- What you need to do: Leaving out the pictures, retype all the material exactly.

- Supplied material:

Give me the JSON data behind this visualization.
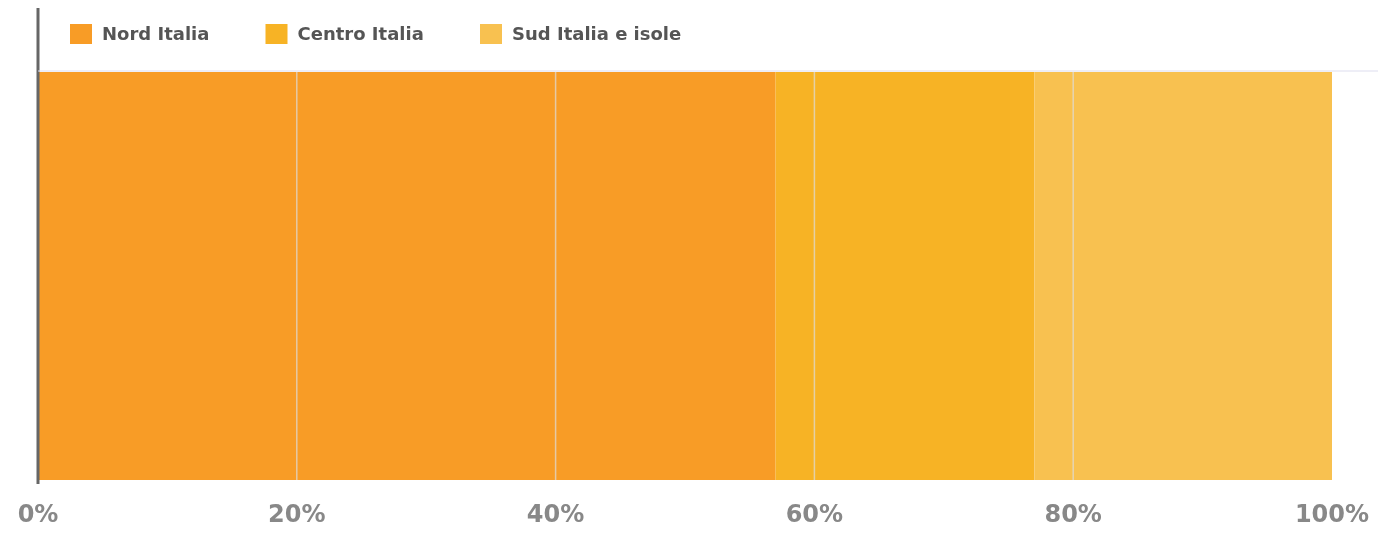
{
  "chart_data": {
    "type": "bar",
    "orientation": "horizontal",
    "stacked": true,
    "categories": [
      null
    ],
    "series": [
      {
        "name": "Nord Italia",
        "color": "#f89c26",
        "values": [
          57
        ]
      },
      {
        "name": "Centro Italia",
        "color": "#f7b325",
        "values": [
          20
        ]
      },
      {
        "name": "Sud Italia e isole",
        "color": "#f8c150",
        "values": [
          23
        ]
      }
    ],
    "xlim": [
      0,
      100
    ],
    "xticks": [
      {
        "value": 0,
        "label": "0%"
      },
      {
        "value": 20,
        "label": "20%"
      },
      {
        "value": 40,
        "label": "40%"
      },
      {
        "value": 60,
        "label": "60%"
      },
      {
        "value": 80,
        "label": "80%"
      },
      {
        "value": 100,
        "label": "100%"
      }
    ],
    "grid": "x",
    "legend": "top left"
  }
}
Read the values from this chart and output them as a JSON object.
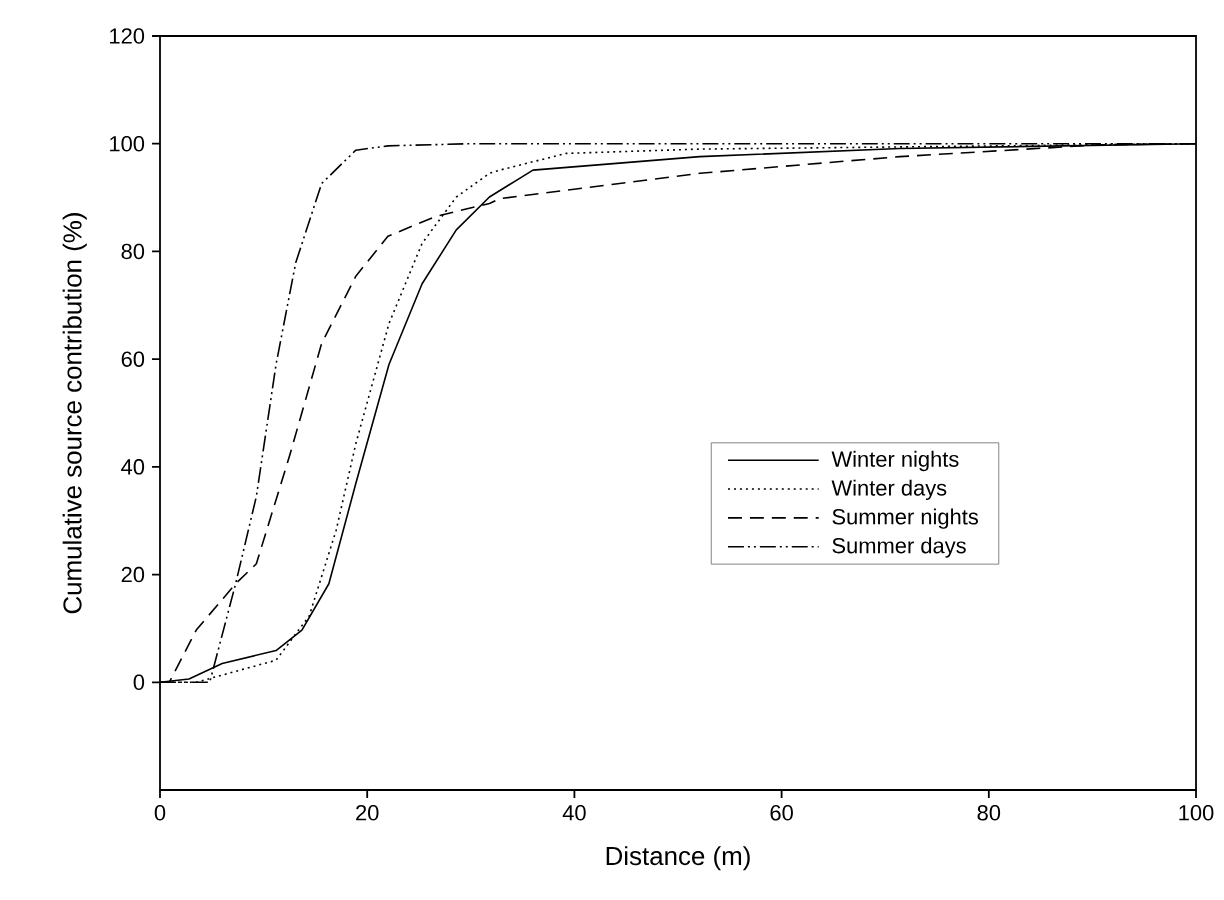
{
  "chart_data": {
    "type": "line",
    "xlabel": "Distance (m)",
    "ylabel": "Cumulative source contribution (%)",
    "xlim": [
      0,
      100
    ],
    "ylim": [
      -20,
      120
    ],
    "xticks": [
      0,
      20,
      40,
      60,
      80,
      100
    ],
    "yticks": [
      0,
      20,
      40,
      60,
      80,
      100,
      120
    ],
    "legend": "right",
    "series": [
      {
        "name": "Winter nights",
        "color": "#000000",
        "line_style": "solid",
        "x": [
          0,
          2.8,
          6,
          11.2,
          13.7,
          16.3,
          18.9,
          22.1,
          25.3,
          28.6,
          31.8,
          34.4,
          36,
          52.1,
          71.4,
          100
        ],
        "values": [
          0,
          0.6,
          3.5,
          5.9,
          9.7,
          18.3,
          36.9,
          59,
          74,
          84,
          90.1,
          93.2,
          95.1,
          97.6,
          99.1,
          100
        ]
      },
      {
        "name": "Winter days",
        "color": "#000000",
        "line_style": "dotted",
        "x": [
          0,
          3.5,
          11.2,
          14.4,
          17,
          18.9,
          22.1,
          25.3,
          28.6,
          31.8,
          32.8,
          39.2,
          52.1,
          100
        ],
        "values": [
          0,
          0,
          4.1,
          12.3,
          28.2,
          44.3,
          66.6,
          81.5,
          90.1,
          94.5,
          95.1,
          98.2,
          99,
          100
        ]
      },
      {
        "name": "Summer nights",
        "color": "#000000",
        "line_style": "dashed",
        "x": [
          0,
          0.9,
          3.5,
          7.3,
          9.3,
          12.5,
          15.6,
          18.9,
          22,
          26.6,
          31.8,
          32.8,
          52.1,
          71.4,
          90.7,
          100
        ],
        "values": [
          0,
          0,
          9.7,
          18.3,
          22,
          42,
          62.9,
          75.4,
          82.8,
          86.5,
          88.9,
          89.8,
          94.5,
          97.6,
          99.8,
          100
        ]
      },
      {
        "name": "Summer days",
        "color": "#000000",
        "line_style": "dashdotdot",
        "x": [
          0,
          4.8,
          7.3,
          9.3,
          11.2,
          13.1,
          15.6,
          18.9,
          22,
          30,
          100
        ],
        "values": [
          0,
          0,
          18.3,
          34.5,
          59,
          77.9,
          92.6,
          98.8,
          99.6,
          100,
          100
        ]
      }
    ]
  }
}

- Answer in full:
Give me the JSON data behind this visualization.
{
  "chart_data": {
    "type": "bar",
    "orientation": "horizontal",
    "stacked": true,
    "categories": [
      null
    ],
    "series": [
      {
        "name": "Nord Italia",
        "color": "#f89c26",
        "values": [
          57
        ]
      },
      {
        "name": "Centro Italia",
        "color": "#f7b325",
        "values": [
          20
        ]
      },
      {
        "name": "Sud Italia e isole",
        "color": "#f8c150",
        "values": [
          23
        ]
      }
    ],
    "xlim": [
      0,
      100
    ],
    "xticks": [
      {
        "value": 0,
        "label": "0%"
      },
      {
        "value": 20,
        "label": "20%"
      },
      {
        "value": 40,
        "label": "40%"
      },
      {
        "value": 60,
        "label": "60%"
      },
      {
        "value": 80,
        "label": "80%"
      },
      {
        "value": 100,
        "label": "100%"
      }
    ],
    "grid": "x",
    "legend": "top left"
  }
}
Read the values from this chart and output them as a JSON object.
{
  "chart_data": {
    "type": "line",
    "xlabel": "Distance (m)",
    "ylabel": "Cumulative source contribution (%)",
    "xlim": [
      0,
      100
    ],
    "ylim": [
      -20,
      120
    ],
    "xticks": [
      0,
      20,
      40,
      60,
      80,
      100
    ],
    "yticks": [
      0,
      20,
      40,
      60,
      80,
      100,
      120
    ],
    "legend": "right",
    "series": [
      {
        "name": "Winter nights",
        "color": "#000000",
        "line_style": "solid",
        "x": [
          0,
          2.8,
          6,
          11.2,
          13.7,
          16.3,
          18.9,
          22.1,
          25.3,
          28.6,
          31.8,
          34.4,
          36,
          52.1,
          71.4,
          100
        ],
        "values": [
          0,
          0.6,
          3.5,
          5.9,
          9.7,
          18.3,
          36.9,
          59,
          74,
          84,
          90.1,
          93.2,
          95.1,
          97.6,
          99.1,
          100
        ]
      },
      {
        "name": "Winter days",
        "color": "#000000",
        "line_style": "dotted",
        "x": [
          0,
          3.5,
          11.2,
          14.4,
          17,
          18.9,
          22.1,
          25.3,
          28.6,
          31.8,
          32.8,
          39.2,
          52.1,
          100
        ],
        "values": [
          0,
          0,
          4.1,
          12.3,
          28.2,
          44.3,
          66.6,
          81.5,
          90.1,
          94.5,
          95.1,
          98.2,
          99,
          100
        ]
      },
      {
        "name": "Summer nights",
        "color": "#000000",
        "line_style": "dashed",
        "x": [
          0,
          0.9,
          3.5,
          7.3,
          9.3,
          12.5,
          15.6,
          18.9,
          22,
          26.6,
          31.8,
          32.8,
          52.1,
          71.4,
          90.7,
          100
        ],
        "values": [
          0,
          0,
          9.7,
          18.3,
          22,
          42,
          62.9,
          75.4,
          82.8,
          86.5,
          88.9,
          89.8,
          94.5,
          97.6,
          99.8,
          100
        ]
      },
      {
        "name": "Summer days",
        "color": "#000000",
        "line_style": "dashdotdot",
        "x": [
          0,
          4.8,
          7.3,
          9.3,
          11.2,
          13.1,
          15.6,
          18.9,
          22,
          30,
          100
        ],
        "values": [
          0,
          0,
          18.3,
          34.5,
          59,
          77.9,
          92.6,
          98.8,
          99.6,
          100,
          100
        ]
      }
    ]
  }
}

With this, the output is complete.